▶ _Prompt_: The entire listing is to be repeated verbatim.

— begin Data provided —

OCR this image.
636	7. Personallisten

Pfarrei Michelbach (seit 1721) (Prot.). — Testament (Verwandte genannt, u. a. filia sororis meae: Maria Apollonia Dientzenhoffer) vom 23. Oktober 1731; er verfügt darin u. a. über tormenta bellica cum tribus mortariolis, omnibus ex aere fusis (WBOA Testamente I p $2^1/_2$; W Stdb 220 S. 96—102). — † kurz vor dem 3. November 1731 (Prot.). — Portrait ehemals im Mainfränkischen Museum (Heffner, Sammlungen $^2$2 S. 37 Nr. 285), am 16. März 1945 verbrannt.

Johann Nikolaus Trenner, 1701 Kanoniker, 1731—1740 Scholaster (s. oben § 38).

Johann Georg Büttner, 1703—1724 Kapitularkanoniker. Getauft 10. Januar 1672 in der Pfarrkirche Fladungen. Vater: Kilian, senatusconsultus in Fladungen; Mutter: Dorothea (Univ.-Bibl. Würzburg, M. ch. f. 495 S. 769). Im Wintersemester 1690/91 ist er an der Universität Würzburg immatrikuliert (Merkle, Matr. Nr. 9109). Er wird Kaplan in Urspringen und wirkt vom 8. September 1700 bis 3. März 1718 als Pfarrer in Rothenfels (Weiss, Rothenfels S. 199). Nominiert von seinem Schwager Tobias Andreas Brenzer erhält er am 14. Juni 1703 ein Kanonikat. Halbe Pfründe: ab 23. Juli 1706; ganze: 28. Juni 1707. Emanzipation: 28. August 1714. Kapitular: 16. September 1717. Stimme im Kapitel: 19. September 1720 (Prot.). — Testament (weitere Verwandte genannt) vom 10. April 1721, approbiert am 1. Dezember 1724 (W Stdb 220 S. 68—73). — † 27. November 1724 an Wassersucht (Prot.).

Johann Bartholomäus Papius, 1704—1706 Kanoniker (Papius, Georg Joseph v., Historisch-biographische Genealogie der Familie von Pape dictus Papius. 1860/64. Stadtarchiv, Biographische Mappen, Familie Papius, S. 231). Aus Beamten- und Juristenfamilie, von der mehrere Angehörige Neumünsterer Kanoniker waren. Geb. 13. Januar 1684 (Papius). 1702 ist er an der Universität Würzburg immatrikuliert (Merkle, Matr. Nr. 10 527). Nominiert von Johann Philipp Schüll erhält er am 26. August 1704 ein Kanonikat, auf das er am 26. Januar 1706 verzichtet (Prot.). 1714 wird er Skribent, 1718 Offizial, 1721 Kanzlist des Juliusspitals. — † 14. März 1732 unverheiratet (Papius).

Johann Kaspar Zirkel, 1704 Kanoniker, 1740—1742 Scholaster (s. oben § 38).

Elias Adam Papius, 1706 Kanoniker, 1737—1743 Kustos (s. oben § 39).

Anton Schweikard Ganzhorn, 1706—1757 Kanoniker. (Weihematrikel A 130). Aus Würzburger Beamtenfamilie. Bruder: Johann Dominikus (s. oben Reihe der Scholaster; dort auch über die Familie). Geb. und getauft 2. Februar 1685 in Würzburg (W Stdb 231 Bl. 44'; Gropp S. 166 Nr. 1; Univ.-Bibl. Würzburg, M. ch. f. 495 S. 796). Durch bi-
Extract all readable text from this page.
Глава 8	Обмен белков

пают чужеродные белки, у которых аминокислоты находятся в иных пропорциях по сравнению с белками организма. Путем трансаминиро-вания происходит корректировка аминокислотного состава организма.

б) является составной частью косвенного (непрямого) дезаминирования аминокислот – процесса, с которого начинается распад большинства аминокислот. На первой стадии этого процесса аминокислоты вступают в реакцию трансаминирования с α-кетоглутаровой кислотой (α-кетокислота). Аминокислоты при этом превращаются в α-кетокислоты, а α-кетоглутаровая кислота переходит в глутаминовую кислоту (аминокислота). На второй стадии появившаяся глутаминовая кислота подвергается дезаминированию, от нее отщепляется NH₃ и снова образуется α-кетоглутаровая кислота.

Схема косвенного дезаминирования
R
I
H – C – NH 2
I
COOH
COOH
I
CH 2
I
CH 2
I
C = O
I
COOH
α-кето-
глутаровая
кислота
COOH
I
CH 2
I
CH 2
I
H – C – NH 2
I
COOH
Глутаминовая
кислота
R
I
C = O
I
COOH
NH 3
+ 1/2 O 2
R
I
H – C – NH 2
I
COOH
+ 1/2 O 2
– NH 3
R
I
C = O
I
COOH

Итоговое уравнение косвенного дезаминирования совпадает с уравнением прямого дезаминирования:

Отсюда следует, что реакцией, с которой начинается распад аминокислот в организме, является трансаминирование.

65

— end Data provided —

▶ _Finished answer_:
OCR this image.
636	7. Personallisten

Pfarrei Michelbach (seit 1721) (Prot.). — Testament (Verwandte genannt, u. a. filia sororis meae: Maria Apollonia Dientzenhoffer) vom 23. Oktober 1731; er verfügt darin u. a. über tormenta bellica cum tribus mortariolis, omnibus ex aere fusis (WBOA Testamente I p $2^1/_2$; W Stdb 220 S. 96—102). — † kurz vor dem 3. November 1731 (Prot.). — Portrait ehemals im Mainfränkischen Museum (Heffner, Sammlungen $^2$2 S. 37 Nr. 285), am 16. März 1945 verbrannt.

Johann Nikolaus Trenner, 1701 Kanoniker, 1731—1740 Scholaster (s. oben § 38).

Johann Georg Büttner, 1703—1724 Kapitularkanoniker. Getauft 10. Januar 1672 in der Pfarrkirche Fladungen. Vater: Kilian, senatusconsultus in Fladungen; Mutter: Dorothea (Univ.-Bibl. Würzburg, M. ch. f. 495 S. 769). Im Wintersemester 1690/91 ist er an der Universität Würzburg immatrikuliert (Merkle, Matr. Nr. 9109). Er wird Kaplan in Urspringen und wirkt vom 8. September 1700 bis 3. März 1718 als Pfarrer in Rothenfels (Weiss, Rothenfels S. 199). Nominiert von seinem Schwager Tobias Andreas Brenzer erhält er am 14. Juni 1703 ein Kanonikat. Halbe Pfründe: ab 23. Juli 1706; ganze: 28. Juni 1707. Emanzipation: 28. August 1714. Kapitular: 16. September 1717. Stimme im Kapitel: 19. September 1720 (Prot.). — Testament (weitere Verwandte genannt) vom 10. April 1721, approbiert am 1. Dezember 1724 (W Stdb 220 S. 68—73). — † 27. November 1724 an Wassersucht (Prot.).

Johann Bartholomäus Papius, 1704—1706 Kanoniker (Papius, Georg Joseph v., Historisch-biographische Genealogie der Familie von Pape dictus Papius. 1860/64. Stadtarchiv, Biographische Mappen, Familie Papius, S. 231). Aus Beamten- und Juristenfamilie, von der mehrere Angehörige Neumünsterer Kanoniker waren. Geb. 13. Januar 1684 (Papius). 1702 ist er an der Universität Würzburg immatrikuliert (Merkle, Matr. Nr. 10 527). Nominiert von Johann Philipp Schüll erhält er am 26. August 1704 ein Kanonikat, auf das er am 26. Januar 1706 verzichtet (Prot.). 1714 wird er Skribent, 1718 Offizial, 1721 Kanzlist des Juliusspitals. — † 14. März 1732 unverheiratet (Papius).

Johann Kaspar Zirkel, 1704 Kanoniker, 1740—1742 Scholaster (s. oben § 38).

Elias Adam Papius, 1706 Kanoniker, 1737—1743 Kustos (s. oben § 39).

Anton Schweikard Ganzhorn, 1706—1757 Kanoniker. (Weihematrikel A 130). Aus Würzburger Beamtenfamilie. Bruder: Johann Dominikus (s. oben Reihe der Scholaster; dort auch über die Familie). Geb. und getauft 2. Februar 1685 in Würzburg (W Stdb 231 Bl. 44'; Gropp S. 166 Nr. 1; Univ.-Bibl. Würzburg, M. ch. f. 495 S. 796). Durch bi-
Extract all readable text from this page.
Глава 8	Обмен белков

пают чужеродные белки, у которых аминокислоты находятся в иных пропорциях по сравнению с белками организма. Путем трансаминиро-вания происходит корректировка аминокислотного состава организма.

б) является составной частью косвенного (непрямого) дезаминирования аминокислот – процесса, с которого начинается распад большинства аминокислот. На первой стадии этого процесса аминокислоты вступают в реакцию трансаминирования с α-кетоглутаровой кислотой (α-кетокислота). Аминокислоты при этом превращаются в α-кетокислоты, а α-кетоглутаровая кислота переходит в глутаминовую кислоту (аминокислота). На второй стадии появившаяся глутаминовая кислота подвергается дезаминированию, от нее отщепляется NH₃ и снова образуется α-кетоглутаровая кислота.

Схема косвенного дезаминирования
R
I
H – C – NH 2
I
COOH
COOH
I
CH 2
I
CH 2
I
C = O
I
COOH
α-кето-
глутаровая
кислота
COOH
I
CH 2
I
CH 2
I
H – C – NH 2
I
COOH
Глутаминовая
кислота
R
I
C = O
I
COOH
NH 3
+ 1/2 O 2
R
I
H – C – NH 2
I
COOH
+ 1/2 O 2
– NH 3
R
I
C = O
I
COOH

Итоговое уравнение косвенного дезаминирования совпадает с уравнением прямого дезаминирования:

Отсюда следует, что реакцией, с которой начинается распад аминокислот в организме, является трансаминирование.

65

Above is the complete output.